*The problem*. Scan the records for the string "приложения"; copy each line where it occurs.

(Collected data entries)
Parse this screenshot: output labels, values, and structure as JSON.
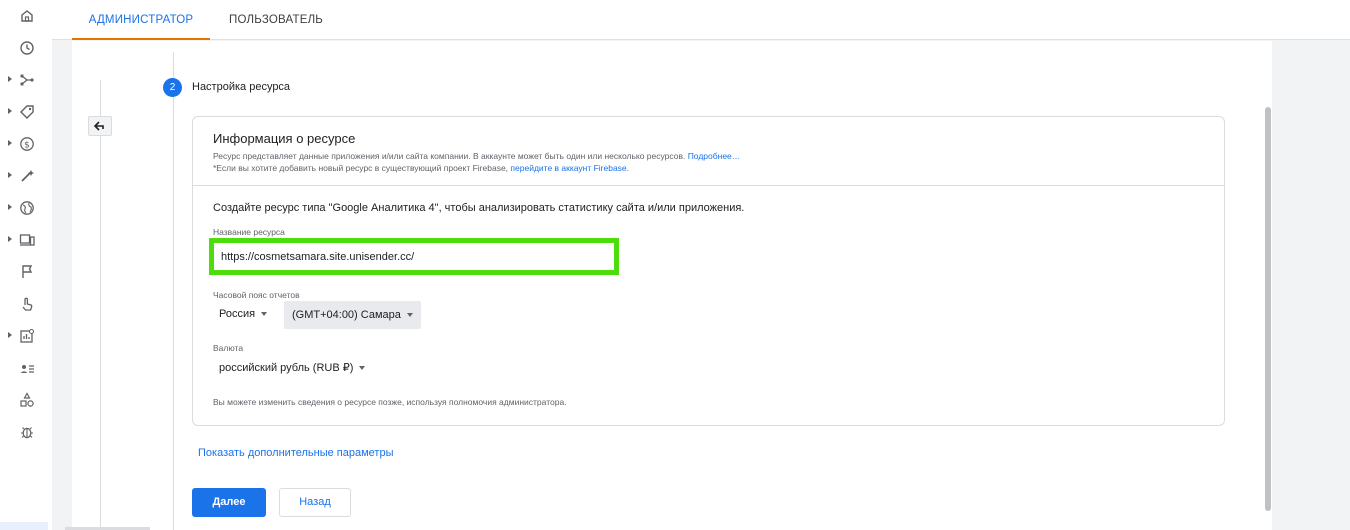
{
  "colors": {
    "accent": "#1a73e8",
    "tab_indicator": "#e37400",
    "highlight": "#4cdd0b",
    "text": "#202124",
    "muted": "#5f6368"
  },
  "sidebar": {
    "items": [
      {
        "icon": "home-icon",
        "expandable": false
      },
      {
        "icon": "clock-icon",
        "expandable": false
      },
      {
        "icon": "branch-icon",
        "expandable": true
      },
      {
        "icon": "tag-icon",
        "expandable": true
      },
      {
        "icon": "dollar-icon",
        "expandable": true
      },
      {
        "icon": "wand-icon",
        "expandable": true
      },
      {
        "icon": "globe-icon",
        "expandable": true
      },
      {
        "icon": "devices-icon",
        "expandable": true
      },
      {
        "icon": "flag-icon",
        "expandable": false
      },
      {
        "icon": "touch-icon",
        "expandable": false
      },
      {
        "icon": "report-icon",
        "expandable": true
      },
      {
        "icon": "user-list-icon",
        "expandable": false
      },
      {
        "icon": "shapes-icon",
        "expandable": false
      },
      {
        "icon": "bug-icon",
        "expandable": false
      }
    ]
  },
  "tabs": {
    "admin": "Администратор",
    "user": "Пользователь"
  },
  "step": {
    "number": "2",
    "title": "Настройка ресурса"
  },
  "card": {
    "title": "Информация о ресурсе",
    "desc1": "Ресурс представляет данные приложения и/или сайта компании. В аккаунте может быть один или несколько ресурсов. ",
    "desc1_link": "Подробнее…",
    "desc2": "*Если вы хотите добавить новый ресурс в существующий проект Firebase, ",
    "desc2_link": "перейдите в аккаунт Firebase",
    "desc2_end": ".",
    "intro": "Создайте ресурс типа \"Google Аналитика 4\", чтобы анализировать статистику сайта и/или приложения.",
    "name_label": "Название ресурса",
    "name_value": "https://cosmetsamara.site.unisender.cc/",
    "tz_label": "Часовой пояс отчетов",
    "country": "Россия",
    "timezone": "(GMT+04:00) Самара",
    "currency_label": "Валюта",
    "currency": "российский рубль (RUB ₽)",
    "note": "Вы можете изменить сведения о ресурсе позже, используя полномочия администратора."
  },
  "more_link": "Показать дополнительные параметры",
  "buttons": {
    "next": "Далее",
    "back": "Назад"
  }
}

*Complete output*.
    "desc1": "Ресурс представляет данные приложения и/или сайта компании. В аккаунте может быть один или несколько ресурсов. ",
    "intro": "Создайте ресурс типа \"Google Аналитика 4\", чтобы анализировать статистику сайта и/или приложения.",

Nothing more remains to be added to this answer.